**Job**
Render every entry verbatim.

**Material to process**
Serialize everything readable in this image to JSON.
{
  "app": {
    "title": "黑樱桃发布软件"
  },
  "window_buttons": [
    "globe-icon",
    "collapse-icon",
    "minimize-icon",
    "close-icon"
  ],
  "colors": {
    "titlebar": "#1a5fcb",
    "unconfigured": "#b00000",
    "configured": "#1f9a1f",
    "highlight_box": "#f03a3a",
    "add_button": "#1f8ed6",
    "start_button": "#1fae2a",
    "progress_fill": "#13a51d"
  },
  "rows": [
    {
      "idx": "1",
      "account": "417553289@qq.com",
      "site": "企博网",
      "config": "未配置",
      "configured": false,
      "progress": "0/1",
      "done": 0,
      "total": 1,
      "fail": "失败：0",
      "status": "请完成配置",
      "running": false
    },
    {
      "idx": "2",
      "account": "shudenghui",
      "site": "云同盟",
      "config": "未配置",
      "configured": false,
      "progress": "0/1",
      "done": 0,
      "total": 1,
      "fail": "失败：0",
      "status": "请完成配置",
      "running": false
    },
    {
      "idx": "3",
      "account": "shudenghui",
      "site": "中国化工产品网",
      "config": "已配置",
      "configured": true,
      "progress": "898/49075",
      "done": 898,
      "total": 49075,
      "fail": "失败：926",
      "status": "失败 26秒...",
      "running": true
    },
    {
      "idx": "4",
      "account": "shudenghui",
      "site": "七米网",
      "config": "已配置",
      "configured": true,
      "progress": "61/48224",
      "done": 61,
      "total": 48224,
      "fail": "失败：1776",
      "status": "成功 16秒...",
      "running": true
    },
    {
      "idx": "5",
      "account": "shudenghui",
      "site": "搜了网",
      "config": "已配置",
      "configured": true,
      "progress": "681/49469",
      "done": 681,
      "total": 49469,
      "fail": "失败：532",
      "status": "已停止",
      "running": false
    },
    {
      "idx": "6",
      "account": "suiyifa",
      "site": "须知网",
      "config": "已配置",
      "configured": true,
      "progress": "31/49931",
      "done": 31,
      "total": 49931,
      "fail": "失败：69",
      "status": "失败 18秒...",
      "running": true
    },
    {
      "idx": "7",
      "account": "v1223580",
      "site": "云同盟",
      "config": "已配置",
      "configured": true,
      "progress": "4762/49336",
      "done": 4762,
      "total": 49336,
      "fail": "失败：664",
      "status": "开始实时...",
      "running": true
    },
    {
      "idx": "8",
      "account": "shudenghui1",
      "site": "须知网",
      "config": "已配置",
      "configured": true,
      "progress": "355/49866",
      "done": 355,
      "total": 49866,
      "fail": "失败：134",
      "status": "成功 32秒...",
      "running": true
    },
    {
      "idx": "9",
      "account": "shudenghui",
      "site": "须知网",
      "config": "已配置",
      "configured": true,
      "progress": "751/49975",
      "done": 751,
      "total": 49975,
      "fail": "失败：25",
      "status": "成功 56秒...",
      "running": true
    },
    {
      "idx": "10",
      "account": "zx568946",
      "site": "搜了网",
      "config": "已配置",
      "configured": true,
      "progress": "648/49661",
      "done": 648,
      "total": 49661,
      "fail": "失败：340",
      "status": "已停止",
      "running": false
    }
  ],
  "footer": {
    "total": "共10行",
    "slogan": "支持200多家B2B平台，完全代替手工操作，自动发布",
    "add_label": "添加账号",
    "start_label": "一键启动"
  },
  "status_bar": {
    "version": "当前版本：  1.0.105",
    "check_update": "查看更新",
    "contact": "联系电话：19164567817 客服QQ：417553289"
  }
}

**Solution for this problem**
Serialize everything readable in this image to JSON.
{
  "app": {
    "title": "黑樱桃发布软件"
  },
  "window_buttons": [
    "globe-icon",
    "collapse-icon",
    "minimize-icon",
    "close-icon"
  ],
  "colors": {
    "titlebar": "#1a5fcb",
    "unconfigured": "#b00000",
    "configured": "#1f9a1f",
    "highlight_box": "#f03a3a",
    "add_button": "#1f8ed6",
    "start_button": "#1fae2a",
    "progress_fill": "#13a51d"
  },
  "rows": [
    {
      "idx": "1",
      "account": "417553289@qq.com",
      "site": "企博网",
      "config": "未配置",
      "configured": false,
      "progress": "0/1",
      "done": 0,
      "total": 1,
      "fail": "失败：0",
      "status": "请完成配置",
      "running": false
    },
    {
      "idx": "2",
      "account": "shudenghui",
      "site": "云同盟",
      "config": "未配置",
      "configured": false,
      "progress": "0/1",
      "done": 0,
      "total": 1,
      "fail": "失败：0",
      "status": "请完成配置",
      "running": false
    },
    {
      "idx": "3",
      "account": "shudenghui",
      "site": "中国化工产品网",
      "config": "已配置",
      "configured": true,
      "progress": "898/49075",
      "done": 898,
      "total": 49075,
      "fail": "失败：926",
      "status": "失败 26秒...",
      "running": true
    },
    {
      "idx": "4",
      "account": "shudenghui",
      "site": "七米网",
      "config": "已配置",
      "configured": true,
      "progress": "61/48224",
      "done": 61,
      "total": 48224,
      "fail": "失败：1776",
      "status": "成功 16秒...",
      "running": true
    },
    {
      "idx": "5",
      "account": "shudenghui",
      "site": "搜了网",
      "config": "已配置",
      "configured": true,
      "progress": "681/49469",
      "done": 681,
      "total": 49469,
      "fail": "失败：532",
      "status": "已停止",
      "running": false
    },
    {
      "idx": "6",
      "account": "suiyifa",
      "site": "须知网",
      "config": "已配置",
      "configured": true,
      "progress": "31/49931",
      "done": 31,
      "total": 49931,
      "fail": "失败：69",
      "status": "失败 18秒...",
      "running": true
    },
    {
      "idx": "7",
      "account": "v1223580",
      "site": "云同盟",
      "config": "已配置",
      "configured": true,
      "progress": "4762/49336",
      "done": 4762,
      "total": 49336,
      "fail": "失败：664",
      "status": "开始实时...",
      "running": true
    },
    {
      "idx": "8",
      "account": "shudenghui1",
      "site": "须知网",
      "config": "已配置",
      "configured": true,
      "progress": "355/49866",
      "done": 355,
      "total": 49866,
      "fail": "失败：134",
      "status": "成功 32秒...",
      "running": true
    },
    {
      "idx": "9",
      "account": "shudenghui",
      "site": "须知网",
      "config": "已配置",
      "configured": true,
      "progress": "751/49975",
      "done": 751,
      "total": 49975,
      "fail": "失败：25",
      "status": "成功 56秒...",
      "running": true
    },
    {
      "idx": "10",
      "account": "zx568946",
      "site": "搜了网",
      "config": "已配置",
      "configured": true,
      "progress": "648/49661",
      "done": 648,
      "total": 49661,
      "fail": "失败：340",
      "status": "已停止",
      "running": false
    }
  ],
  "footer": {
    "total": "共10行",
    "slogan": "支持200多家B2B平台，完全代替手工操作，自动发布",
    "add_label": "添加账号",
    "start_label": "一键启动"
  },
  "status_bar": {
    "version": "当前版本：  1.0.105",
    "check_update": "查看更新",
    "contact": "联系电话：19164567817 客服QQ：417553289"
  }
}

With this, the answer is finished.